■ **Available data**:
=-=-=-=-=

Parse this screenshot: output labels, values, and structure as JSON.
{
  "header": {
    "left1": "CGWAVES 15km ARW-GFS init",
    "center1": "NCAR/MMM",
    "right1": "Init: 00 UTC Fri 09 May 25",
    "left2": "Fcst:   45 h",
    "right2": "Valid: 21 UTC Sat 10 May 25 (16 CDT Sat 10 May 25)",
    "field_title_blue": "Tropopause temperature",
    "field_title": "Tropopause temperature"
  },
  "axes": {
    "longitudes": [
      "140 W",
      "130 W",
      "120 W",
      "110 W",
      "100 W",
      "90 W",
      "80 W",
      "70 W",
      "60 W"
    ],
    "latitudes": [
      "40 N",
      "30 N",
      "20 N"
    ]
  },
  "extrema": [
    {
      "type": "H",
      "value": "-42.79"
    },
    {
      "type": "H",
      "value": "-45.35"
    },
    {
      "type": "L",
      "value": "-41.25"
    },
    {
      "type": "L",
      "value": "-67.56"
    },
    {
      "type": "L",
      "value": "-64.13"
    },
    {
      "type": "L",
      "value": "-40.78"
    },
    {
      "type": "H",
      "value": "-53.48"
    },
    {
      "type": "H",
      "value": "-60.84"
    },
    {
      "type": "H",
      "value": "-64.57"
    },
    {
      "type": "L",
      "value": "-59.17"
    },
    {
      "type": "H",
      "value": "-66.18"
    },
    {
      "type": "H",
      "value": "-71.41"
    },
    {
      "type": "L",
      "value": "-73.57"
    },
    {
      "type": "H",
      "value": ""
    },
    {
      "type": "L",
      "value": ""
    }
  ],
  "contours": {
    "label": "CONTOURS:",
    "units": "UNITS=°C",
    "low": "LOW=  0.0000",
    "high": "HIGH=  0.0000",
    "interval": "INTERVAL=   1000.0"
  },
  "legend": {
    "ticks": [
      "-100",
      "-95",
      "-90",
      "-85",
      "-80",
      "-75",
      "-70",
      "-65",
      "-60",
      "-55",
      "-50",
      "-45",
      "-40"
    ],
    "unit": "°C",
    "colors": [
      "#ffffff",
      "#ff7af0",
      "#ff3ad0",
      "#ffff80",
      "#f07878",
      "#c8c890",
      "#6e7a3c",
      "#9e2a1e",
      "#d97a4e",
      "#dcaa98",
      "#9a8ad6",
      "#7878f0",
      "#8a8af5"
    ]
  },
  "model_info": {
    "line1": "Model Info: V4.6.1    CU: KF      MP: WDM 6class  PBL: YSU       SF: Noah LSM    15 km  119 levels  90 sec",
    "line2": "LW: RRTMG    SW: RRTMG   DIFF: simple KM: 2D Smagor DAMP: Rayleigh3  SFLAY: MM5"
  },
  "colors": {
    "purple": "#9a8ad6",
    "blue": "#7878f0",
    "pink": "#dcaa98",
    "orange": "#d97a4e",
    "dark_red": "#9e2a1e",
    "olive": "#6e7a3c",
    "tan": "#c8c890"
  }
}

=-=-=-=-=

Look through the listing and extract every line with "Tropopause" in it.

    "field_title_blue": "Tropopause temperature",
    "field_title": "Tropopause temperature"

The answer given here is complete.